**Data shown:**
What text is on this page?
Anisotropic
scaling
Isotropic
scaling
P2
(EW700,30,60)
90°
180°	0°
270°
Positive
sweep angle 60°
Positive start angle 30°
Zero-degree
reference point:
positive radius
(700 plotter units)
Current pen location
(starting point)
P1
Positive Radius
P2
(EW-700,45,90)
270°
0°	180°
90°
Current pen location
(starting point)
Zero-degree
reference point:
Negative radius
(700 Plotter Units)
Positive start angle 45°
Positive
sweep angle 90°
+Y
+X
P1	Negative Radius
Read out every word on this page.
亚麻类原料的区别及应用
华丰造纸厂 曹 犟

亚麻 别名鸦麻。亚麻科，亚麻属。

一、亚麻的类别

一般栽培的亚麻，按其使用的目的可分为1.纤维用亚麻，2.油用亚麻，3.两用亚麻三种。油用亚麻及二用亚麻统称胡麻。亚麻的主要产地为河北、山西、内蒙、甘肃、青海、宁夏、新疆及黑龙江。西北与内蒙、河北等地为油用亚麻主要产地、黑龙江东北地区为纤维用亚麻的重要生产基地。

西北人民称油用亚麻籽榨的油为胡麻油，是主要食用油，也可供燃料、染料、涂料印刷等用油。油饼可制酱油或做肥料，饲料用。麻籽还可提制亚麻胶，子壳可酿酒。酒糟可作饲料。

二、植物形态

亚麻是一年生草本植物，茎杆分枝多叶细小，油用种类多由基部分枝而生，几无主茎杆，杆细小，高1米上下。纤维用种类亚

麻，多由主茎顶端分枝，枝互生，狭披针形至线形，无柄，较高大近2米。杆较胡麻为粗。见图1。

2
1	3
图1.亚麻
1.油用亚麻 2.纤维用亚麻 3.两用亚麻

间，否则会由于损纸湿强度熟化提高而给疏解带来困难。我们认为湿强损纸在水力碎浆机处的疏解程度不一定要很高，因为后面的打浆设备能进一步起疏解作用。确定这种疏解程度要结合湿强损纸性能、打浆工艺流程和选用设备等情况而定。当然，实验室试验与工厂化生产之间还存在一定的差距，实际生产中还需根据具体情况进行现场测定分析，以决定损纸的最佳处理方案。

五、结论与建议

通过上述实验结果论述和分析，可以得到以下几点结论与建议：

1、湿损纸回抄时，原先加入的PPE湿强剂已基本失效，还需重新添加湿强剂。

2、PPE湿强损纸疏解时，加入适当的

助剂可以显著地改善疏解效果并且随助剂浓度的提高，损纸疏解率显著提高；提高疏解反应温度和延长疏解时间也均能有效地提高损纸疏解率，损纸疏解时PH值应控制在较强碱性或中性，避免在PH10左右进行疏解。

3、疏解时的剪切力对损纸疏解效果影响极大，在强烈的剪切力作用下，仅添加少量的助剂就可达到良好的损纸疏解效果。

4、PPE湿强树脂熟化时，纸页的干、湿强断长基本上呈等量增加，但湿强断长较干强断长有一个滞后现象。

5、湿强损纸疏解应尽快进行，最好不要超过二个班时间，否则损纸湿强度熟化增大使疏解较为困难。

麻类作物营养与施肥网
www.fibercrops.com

**Exercise aim:**
Where a line above contains the string "Negative", copy that line.

**Output of the exercise:**
Negative radius
P1	Negative Radius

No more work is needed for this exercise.